[Extracted records]
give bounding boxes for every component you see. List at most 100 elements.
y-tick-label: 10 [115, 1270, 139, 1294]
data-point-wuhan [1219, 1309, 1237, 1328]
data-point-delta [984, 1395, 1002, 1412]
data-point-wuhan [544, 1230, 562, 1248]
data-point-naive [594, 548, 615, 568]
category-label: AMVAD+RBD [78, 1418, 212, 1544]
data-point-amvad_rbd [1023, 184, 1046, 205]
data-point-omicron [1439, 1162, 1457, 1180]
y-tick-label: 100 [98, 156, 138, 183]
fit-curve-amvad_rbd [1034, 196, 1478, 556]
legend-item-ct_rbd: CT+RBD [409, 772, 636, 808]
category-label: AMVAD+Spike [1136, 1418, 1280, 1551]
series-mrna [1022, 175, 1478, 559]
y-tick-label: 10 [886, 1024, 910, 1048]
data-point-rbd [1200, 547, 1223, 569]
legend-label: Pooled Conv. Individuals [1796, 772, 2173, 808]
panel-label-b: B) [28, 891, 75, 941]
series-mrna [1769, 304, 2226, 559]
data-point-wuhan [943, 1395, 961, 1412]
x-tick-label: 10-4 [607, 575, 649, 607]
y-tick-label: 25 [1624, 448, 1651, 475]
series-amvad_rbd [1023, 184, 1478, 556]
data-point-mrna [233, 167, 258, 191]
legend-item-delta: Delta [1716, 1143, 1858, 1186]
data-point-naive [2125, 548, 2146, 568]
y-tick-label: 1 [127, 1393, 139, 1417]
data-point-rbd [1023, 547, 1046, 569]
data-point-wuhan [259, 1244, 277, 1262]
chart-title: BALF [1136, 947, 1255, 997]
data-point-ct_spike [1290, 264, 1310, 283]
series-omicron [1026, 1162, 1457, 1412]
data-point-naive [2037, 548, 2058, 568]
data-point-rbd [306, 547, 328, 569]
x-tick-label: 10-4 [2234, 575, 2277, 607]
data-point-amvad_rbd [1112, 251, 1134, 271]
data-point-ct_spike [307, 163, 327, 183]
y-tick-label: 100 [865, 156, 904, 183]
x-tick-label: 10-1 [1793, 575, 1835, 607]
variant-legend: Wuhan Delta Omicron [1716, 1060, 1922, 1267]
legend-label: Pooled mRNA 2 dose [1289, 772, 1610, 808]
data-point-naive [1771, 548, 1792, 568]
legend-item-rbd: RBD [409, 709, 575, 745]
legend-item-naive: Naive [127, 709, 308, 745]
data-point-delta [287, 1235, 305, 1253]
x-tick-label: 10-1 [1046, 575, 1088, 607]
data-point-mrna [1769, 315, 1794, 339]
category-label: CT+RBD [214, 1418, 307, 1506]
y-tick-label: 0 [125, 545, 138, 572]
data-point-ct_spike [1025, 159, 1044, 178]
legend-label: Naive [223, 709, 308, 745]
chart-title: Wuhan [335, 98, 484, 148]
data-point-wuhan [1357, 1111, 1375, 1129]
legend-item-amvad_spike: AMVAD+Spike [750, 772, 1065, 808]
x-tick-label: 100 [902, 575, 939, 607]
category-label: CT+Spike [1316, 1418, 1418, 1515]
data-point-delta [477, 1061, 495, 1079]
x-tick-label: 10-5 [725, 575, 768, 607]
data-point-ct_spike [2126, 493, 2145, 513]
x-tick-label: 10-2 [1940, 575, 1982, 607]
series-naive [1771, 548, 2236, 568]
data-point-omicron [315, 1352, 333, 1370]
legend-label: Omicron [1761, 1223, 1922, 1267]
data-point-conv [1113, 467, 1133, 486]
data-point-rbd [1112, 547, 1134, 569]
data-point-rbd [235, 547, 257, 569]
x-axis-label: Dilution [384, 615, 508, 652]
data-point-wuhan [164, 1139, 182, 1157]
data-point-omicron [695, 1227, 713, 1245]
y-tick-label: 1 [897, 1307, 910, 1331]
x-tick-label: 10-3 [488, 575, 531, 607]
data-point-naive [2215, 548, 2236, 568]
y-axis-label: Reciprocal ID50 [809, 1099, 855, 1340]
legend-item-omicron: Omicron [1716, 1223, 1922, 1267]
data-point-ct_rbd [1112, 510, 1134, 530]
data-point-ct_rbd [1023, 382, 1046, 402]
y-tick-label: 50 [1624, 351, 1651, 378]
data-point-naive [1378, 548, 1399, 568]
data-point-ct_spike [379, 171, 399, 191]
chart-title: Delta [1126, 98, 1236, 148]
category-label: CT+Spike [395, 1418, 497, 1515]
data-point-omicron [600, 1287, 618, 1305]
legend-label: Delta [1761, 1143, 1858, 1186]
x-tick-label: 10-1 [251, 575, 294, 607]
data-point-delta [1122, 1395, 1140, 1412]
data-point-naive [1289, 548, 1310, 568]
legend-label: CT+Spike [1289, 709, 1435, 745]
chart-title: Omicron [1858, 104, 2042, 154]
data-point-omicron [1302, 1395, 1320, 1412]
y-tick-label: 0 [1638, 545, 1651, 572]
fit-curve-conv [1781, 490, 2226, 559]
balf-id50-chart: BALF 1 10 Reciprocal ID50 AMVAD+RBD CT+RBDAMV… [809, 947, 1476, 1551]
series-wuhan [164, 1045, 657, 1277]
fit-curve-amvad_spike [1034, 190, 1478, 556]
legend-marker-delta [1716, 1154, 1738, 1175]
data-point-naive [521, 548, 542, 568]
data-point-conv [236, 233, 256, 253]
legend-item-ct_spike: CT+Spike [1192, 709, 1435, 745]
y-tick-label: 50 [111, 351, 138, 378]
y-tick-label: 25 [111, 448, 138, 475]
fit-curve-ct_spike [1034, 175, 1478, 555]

Aim of the exercise:
Look through the entries above, and wherever a line holds the word "title", copy it.

Solution to this exercise:
chart-title: BALF [1136, 947, 1255, 997]
chart-title: Wuhan [335, 98, 484, 148]
chart-title: Delta [1126, 98, 1236, 148]
chart-title: Omicron [1858, 104, 2042, 154]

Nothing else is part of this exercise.